[ACTIONS TO TAKE]
[A] Transcribe the part of the press conference transcript that opens with the words containing "Sovereignty does not" and closes with "by each parliament.".
[B] Answer these questions from the press conference transcript:
(i) Which publication does Charles Grant represent?
(ii) By when do the Conclusions say the work on EMU should be finished?
(iii) What phrase appears in place of a precise date?
[C] Continue the press conference transcript from its last sentence.

[DOCUMENT PASSAGE]
▼▼▼

No, no, no! We shall hope to convince them but as I indicated, on an Inter-Governmental Conference the recommendations for a treaty have to be unanimous and, of course, every single one has to be ratified by our national parliaments. That is the sovereign act.

Sovereignty does not come from the Community. The Community has come out of a certain delegation of sovereignty and that is the expression of sovereignty. You can say the Community is an expression of sovereignty but every single new proposal which impinges on sovereignty has to be agreed by not only each representative but by each parliament.

Charles Grant (The Economist)

The Conclusions say that the work on EMU—the Inter-Governmental Conference and the ratification of EMU—should be finished by the end of 1992. Does this not mean that your thinking on EMU has evolved somewhat since Madrid, which was only about a year ago? [end p13]

Prime Minister

No! We have certain very deep differences. The matter was debated in our Parliament, as you know, and it was made quite clear that we could not possibly accept a large part of the Stage 2 and the Stage 3 of Delors as that Report is.

I did raise the difficulty of ratifying by the end of 1992 but long before that there will obviously be pretty hotly-argued debate about the nature of Economic and Monetary Union. Again, we will have some more and different proposals to put up but I do suggest to you that as you go from the general phraseology to the particular practical consequences, that there may well be different views taken from those in the Delors Report. We certainly shall put up different views ourselves but you cannot jump to the conclusion that you will get an agreed Inter-Governmental Conference by that time. Some of them may take longer, which is why the phrase “the objective” is in and not the precise date. Indeed, that was precisely because I raised it so that it was toned down to “the objective” . It is not an absolute date in any way and I think that that is going to be a very difficult argument and debate between fellow members of the Community.

Question (Bulgarian TV)

Prime Minister, would you support help for a government of Bulgarian Socialists if they will be in power after the democratic elections in June? [end p14]

Prime Minister

We hope that Bulgaria will become fully democratic; we hope that she will go the further way to have a rule of law based on human rights and that she will have a market economy. We most certainly hope that she will do all of that like some of the other countries in Eastern Europe and then obviously we, too, will be prepared to help as we have done in the same way with other countries of Eastern Europe.

▲▲▲

[SOURCE INFORMATION]
▼▼▼

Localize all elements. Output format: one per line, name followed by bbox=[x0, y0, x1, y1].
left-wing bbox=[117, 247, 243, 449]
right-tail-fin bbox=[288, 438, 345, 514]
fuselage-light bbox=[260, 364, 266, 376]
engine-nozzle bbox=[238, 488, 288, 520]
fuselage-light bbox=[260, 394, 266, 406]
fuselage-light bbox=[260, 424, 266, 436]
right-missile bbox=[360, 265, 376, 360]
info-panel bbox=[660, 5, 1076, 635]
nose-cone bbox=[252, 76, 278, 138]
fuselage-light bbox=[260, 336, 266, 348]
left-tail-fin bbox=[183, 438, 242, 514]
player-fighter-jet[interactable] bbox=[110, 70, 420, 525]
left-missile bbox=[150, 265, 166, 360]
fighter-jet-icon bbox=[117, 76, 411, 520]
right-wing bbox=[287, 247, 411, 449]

▲▲▲

[ANSWERS GIVEN]
[A]
Sovereignty does not come from the Community. The Community has come out of a certain delegation of sovereignty and that is the expression of sovereignty. You can say the Community is an expression of sovereignty but every single new proposal which impinges on sovereignty has to be agreed by not only each representative but by each parliament.

[B]
(i) The Economist
(ii) By the end of 1992
(iii) "the objective"

[C]
Douglas HurdForeign Secretary

You will see she is mentioned in the Conclusions specifically in the context of the work of the Group of Twenty-Four so she is included in the general approach.

Michael Binyon (The Times)

You said earlier that the meeting today will decide in June whether and when to hold an Inter-Governmental Conference. Mr. Haughey said a little bit earlier that he thought there was no longer any question of whether to hold the conference. Do you regard the holding of the conference therefore now as a foregone conclusion and if so, is there anything that the Foreign Ministers might or could say in their report that might now possibly still make it unlikely to hold such a conference? [end p15]

Prime Minister

They could in fact do a model of political union which could be achieved on the basis of what we have now. Do not forget that one of those things in the Mitterrand-Kohl Conclusions was on foreign policy and if you look, there is a very good foreign policy cooperation treaty in here already. It is quite possible they could put up improvements that would not require a treaty amendment. It is also possible they could put other models which would.

My guess is that most of my colleagues would want to take models which would require a treaty amendment, but we will see. It is one thing to call an Inter-Governmental Conference—it is another thing to agree. Frankly, if we call one, we do try to agree as far as we possibly can but agreeing between many different people does mean substantial compromises and often something much smaller comes out at the end than went in at the beginning.